Of all the lines in the records, how many hold the word "lite"? Answer with the number only.

▶ Items from a dataset

<<<<

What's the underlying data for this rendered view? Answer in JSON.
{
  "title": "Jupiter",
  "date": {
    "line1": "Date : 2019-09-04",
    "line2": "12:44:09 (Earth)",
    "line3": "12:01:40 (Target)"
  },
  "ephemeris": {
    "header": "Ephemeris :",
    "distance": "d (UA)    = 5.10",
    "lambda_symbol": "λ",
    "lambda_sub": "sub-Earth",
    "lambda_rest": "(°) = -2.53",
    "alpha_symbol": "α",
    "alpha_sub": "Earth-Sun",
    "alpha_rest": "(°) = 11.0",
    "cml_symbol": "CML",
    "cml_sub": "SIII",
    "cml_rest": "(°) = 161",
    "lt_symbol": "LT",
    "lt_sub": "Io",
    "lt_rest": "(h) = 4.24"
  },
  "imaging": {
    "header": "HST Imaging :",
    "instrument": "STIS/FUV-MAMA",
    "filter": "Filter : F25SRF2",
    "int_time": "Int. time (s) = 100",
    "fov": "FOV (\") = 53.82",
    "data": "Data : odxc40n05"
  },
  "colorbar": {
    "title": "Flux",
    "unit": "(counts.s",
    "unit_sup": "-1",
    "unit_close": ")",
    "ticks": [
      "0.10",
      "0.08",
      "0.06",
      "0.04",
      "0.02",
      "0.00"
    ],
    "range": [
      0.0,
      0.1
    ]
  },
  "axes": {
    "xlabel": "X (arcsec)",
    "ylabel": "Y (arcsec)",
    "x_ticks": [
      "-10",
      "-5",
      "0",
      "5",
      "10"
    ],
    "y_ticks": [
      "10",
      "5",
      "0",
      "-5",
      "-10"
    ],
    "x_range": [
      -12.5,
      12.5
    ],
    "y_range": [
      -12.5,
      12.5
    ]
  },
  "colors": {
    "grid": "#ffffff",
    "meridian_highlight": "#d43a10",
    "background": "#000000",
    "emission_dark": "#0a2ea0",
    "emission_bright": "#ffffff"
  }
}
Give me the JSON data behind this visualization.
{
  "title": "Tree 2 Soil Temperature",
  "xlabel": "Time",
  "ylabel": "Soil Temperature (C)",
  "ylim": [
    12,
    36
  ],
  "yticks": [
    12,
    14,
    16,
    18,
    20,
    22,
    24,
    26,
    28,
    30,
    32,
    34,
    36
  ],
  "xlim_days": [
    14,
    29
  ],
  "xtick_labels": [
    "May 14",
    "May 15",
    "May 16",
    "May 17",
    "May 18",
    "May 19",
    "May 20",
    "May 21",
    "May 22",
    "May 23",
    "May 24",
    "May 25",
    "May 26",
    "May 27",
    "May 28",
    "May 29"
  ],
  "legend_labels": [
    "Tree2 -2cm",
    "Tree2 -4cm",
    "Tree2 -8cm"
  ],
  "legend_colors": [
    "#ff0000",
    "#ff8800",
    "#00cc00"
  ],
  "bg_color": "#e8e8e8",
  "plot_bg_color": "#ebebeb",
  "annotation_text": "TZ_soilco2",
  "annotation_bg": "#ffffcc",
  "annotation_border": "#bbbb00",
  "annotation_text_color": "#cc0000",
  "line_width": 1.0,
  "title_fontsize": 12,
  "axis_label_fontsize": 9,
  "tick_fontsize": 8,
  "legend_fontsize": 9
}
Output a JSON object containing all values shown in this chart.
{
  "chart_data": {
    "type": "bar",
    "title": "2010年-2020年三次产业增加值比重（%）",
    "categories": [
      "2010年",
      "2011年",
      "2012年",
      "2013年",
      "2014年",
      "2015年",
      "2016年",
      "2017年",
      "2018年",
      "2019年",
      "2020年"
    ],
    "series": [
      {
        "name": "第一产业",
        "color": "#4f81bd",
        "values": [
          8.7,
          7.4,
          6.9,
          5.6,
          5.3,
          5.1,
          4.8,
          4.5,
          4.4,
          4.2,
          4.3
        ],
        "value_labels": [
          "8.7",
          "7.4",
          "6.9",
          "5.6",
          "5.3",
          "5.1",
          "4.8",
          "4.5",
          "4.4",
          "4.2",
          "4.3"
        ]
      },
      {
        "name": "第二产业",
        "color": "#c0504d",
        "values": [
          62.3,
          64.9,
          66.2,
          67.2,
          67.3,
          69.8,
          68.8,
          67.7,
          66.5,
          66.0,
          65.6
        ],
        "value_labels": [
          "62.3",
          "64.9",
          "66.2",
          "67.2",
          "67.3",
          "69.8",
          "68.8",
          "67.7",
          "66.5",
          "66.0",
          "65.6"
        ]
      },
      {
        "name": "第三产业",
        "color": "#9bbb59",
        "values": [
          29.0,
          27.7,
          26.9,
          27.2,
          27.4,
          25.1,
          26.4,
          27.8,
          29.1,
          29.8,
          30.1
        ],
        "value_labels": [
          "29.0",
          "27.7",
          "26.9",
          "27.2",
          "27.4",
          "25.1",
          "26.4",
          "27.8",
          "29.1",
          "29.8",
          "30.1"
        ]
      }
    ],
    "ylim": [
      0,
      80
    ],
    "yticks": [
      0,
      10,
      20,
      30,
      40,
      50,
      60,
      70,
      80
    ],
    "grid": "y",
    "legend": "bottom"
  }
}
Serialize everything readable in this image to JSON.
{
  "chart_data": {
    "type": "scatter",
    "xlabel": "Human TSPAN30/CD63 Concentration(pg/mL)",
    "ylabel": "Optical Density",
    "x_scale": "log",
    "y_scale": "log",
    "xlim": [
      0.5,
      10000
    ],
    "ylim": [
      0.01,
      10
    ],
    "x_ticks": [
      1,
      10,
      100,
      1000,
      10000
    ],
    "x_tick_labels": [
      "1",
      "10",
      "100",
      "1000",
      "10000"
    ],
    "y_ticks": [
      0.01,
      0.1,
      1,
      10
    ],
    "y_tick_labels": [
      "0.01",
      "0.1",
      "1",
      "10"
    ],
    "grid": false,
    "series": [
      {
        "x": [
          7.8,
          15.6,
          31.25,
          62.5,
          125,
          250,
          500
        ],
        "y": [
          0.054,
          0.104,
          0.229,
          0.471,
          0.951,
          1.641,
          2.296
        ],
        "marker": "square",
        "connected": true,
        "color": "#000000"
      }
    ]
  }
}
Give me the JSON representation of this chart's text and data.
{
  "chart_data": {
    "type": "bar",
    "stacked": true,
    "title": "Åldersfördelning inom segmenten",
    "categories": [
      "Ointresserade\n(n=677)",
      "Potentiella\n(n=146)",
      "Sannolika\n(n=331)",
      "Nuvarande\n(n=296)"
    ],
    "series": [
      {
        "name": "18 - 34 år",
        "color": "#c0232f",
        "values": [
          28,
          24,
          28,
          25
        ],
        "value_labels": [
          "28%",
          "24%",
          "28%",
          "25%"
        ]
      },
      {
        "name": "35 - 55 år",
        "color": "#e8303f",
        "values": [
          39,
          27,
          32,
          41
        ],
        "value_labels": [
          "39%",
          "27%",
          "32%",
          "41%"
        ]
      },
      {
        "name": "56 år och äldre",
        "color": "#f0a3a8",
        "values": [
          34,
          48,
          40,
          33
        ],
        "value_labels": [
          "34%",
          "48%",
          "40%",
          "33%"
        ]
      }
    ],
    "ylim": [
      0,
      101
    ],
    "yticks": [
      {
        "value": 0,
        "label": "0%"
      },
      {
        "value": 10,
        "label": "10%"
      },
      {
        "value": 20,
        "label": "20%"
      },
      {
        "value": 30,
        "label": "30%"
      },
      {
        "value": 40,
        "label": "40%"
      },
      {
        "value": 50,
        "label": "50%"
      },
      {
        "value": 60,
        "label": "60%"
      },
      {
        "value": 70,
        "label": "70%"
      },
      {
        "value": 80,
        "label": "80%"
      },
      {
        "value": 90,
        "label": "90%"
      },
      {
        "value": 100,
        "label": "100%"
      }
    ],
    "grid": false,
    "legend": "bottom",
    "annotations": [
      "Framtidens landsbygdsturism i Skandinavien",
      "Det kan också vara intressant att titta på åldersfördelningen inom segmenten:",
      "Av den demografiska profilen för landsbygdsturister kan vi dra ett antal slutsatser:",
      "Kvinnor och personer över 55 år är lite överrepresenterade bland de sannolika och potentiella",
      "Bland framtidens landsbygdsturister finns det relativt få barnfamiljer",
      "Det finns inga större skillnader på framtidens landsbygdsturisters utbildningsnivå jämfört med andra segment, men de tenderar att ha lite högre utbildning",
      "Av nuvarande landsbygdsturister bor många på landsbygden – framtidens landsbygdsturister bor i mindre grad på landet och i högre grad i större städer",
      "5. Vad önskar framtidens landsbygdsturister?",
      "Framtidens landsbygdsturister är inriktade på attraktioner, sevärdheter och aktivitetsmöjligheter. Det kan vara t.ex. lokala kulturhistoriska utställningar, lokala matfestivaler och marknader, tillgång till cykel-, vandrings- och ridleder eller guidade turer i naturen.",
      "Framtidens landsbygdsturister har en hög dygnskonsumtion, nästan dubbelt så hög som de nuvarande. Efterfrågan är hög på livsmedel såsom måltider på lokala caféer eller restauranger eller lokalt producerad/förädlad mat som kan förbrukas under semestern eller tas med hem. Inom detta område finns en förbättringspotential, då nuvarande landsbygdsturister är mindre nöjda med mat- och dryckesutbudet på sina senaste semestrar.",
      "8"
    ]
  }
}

>>>>

▶ Expected answer
2